- EXERCISE GOAL
Copy out the listing in full, exactly as written, but not its pictures.

-- BEGIN --

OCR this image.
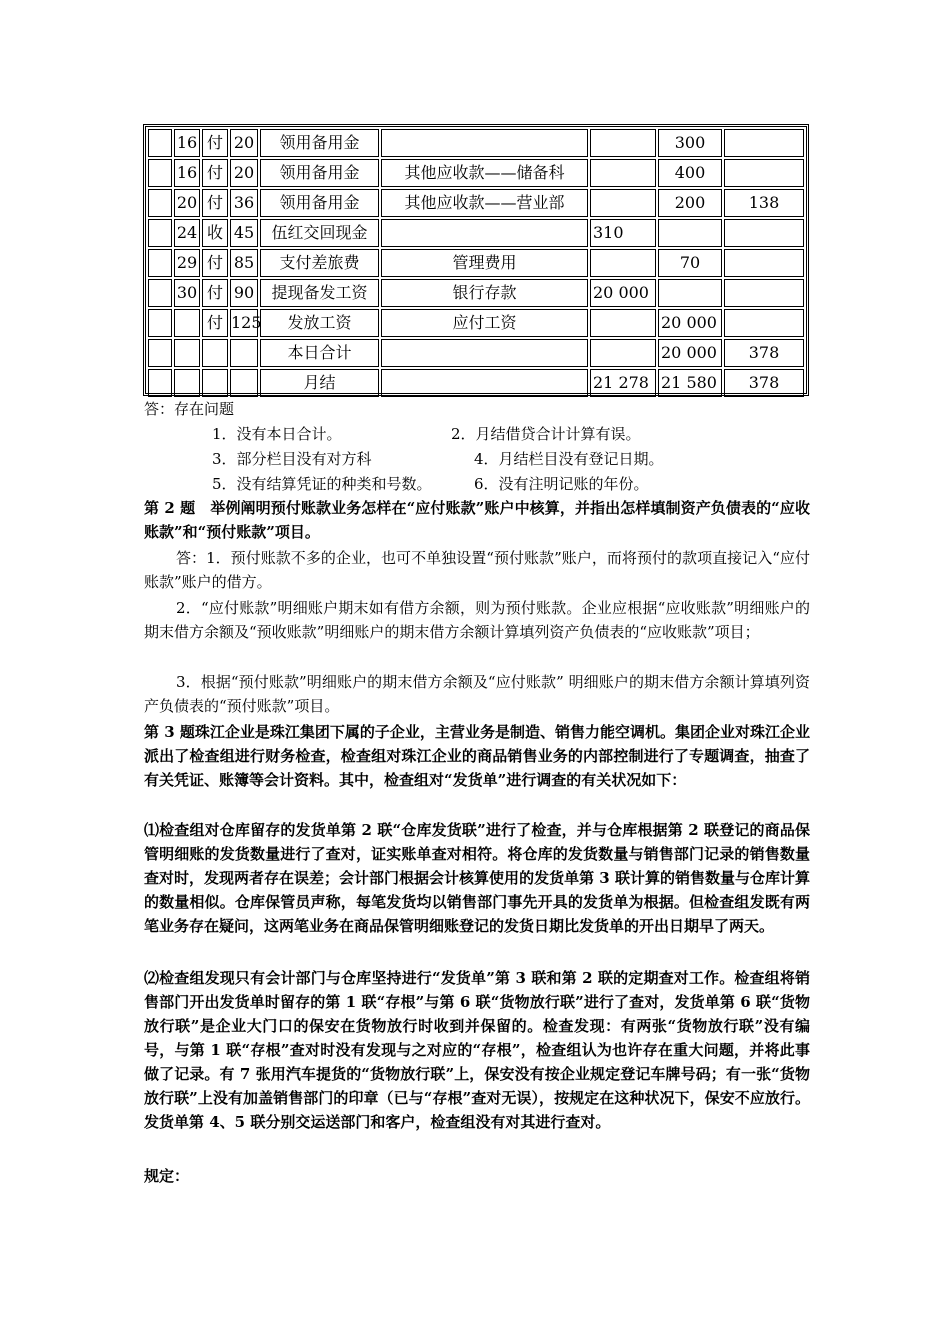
	16	付	20	领用备用金			300	
	16	付	20	领用备用金	其他应收款——储备科		400	
	20	付	36	领用备用金	其他应收款——营业部		200	138
	24	收	45	伍红交回现金		310		
	29	付	85	支付差旅费	管理费用		70	
	30	付	90	提现备发工资	银行存款	20 000		
		付	125	发放工资	应付工资		20 000	
				本日合计			20 000	378
				月结		21 278	21 580	378
答：存在问题
1．没有本日合计。	2．月结借贷合计计算有误。
3．部分栏目没有对方科	4．月结栏目没有登记日期。
5．没有结算凭证的种类和号数。	6．没有注明记账的年份。
第 2 题　举例阐明预付账款业务怎样在“应付账款”账户中核算，并指出怎样填制资产负债表的“应收账款”和“预付账款”项目。
答：1．预付账款不多的企业，也可不单独设置“预付账款”账户，而将预付的款项直接记入“应付账款”账户的借方。
2．“应付账款”明细账户期末如有借方余额，则为预付账款。企业应根据“应收账款”明细账户的期末借方余额及“预收账款”明细账户的期末借方余额计算填列资产负债表的“应收账款”项目；
3．根据“预付账款”明细账户的期末借方余额及“应付账款” 明细账户的期末借方余额计算填列资产负债表的“预付账款”项目。
第 3 题珠江企业是珠江集团下属的子企业，主营业务是制造、销售力能空调机。集团企业对珠江企业派出了检查组进行财务检查，检查组对珠江企业的商品销售业务的内部控制进行了专题调查，抽查了有关凭证、账簿等会计资料。其中，检查组对“发货单”进行调查的有关状况如下：
⑴检查组对仓库留存的发货单第 2 联“仓库发货联”进行了检查，并与仓库根据第 2 联登记的商品保管明细账的发货数量进行了查对，证实账单查对相符。将仓库的发货数量与销售部门记录的销售数量查对时，发现两者存在误差；会计部门根据会计核算使用的发货单第 3 联计算的销售数量与仓库计算的数量相似。仓库保管员声称，每笔发货均以销售部门事先开具的发货单为根据。但检查组发既有两笔业务存在疑问，这两笔业务在商品保管明细账登记的发货日期比发货单的开出日期早了两天。
⑵检查组发现只有会计部门与仓库坚持进行“发货单”第 3 联和第 2 联的定期查对工作。检查组将销售部门开出发货单时留存的第 1 联“存根”与第 6 联“货物放行联”进行了查对，发货单第 6 联“货物放行联”是企业大门口的保安在货物放行时收到并保留的。检查发现：有两张“货物放行联”没有编号，与第 1 联“存根”查对时没有发现与之对应的“存根”，检查组认为也许存在重大问题，并将此事做了记录。有 7 张用汽车提货的“货物放行联”上，保安没有按企业规定登记车牌号码；有一张“货物放行联”上没有加盖销售部门的印章（已与“存根”查对无误），按规定在这种状况下，保安不应放行。发货单第 4、5 联分别交运送部门和客户，检查组没有对其进行查对。
规定：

-- END --

- SOLUTION FOR THIS TASK
OCR this image.
	16	付	20	领用备用金			300	
	16	付	20	领用备用金	其他应收款——储备科		400	
	20	付	36	领用备用金	其他应收款——营业部		200	138
	24	收	45	伍红交回现金		310		
	29	付	85	支付差旅费	管理费用		70	
	30	付	90	提现备发工资	银行存款	20 000		
		付	125	发放工资	应付工资		20 000	
				本日合计			20 000	378
				月结		21 278	21 580	378
答：存在问题
1．没有本日合计。	2．月结借贷合计计算有误。
3．部分栏目没有对方科	4．月结栏目没有登记日期。
5．没有结算凭证的种类和号数。	6．没有注明记账的年份。
第 2 题　举例阐明预付账款业务怎样在“应付账款”账户中核算，并指出怎样填制资产负债表的“应收账款”和“预付账款”项目。
答：1．预付账款不多的企业，也可不单独设置“预付账款”账户，而将预付的款项直接记入“应付账款”账户的借方。
2．“应付账款”明细账户期末如有借方余额，则为预付账款。企业应根据“应收账款”明细账户的期末借方余额及“预收账款”明细账户的期末借方余额计算填列资产负债表的“应收账款”项目；
3．根据“预付账款”明细账户的期末借方余额及“应付账款” 明细账户的期末借方余额计算填列资产负债表的“预付账款”项目。
第 3 题珠江企业是珠江集团下属的子企业，主营业务是制造、销售力能空调机。集团企业对珠江企业派出了检查组进行财务检查，检查组对珠江企业的商品销售业务的内部控制进行了专题调查，抽查了有关凭证、账簿等会计资料。其中，检查组对“发货单”进行调查的有关状况如下：
⑴检查组对仓库留存的发货单第 2 联“仓库发货联”进行了检查，并与仓库根据第 2 联登记的商品保管明细账的发货数量进行了查对，证实账单查对相符。将仓库的发货数量与销售部门记录的销售数量查对时，发现两者存在误差；会计部门根据会计核算使用的发货单第 3 联计算的销售数量与仓库计算的数量相似。仓库保管员声称，每笔发货均以销售部门事先开具的发货单为根据。但检查组发既有两笔业务存在疑问，这两笔业务在商品保管明细账登记的发货日期比发货单的开出日期早了两天。
⑵检查组发现只有会计部门与仓库坚持进行“发货单”第 3 联和第 2 联的定期查对工作。检查组将销售部门开出发货单时留存的第 1 联“存根”与第 6 联“货物放行联”进行了查对，发货单第 6 联“货物放行联”是企业大门口的保安在货物放行时收到并保留的。检查发现：有两张“货物放行联”没有编号，与第 1 联“存根”查对时没有发现与之对应的“存根”，检查组认为也许存在重大问题，并将此事做了记录。有 7 张用汽车提货的“货物放行联”上，保安没有按企业规定登记车牌号码；有一张“货物放行联”上没有加盖销售部门的印章（已与“存根”查对无误），按规定在这种状况下，保安不应放行。发货单第 4、5 联分别交运送部门和客户，检查组没有对其进行查对。
规定：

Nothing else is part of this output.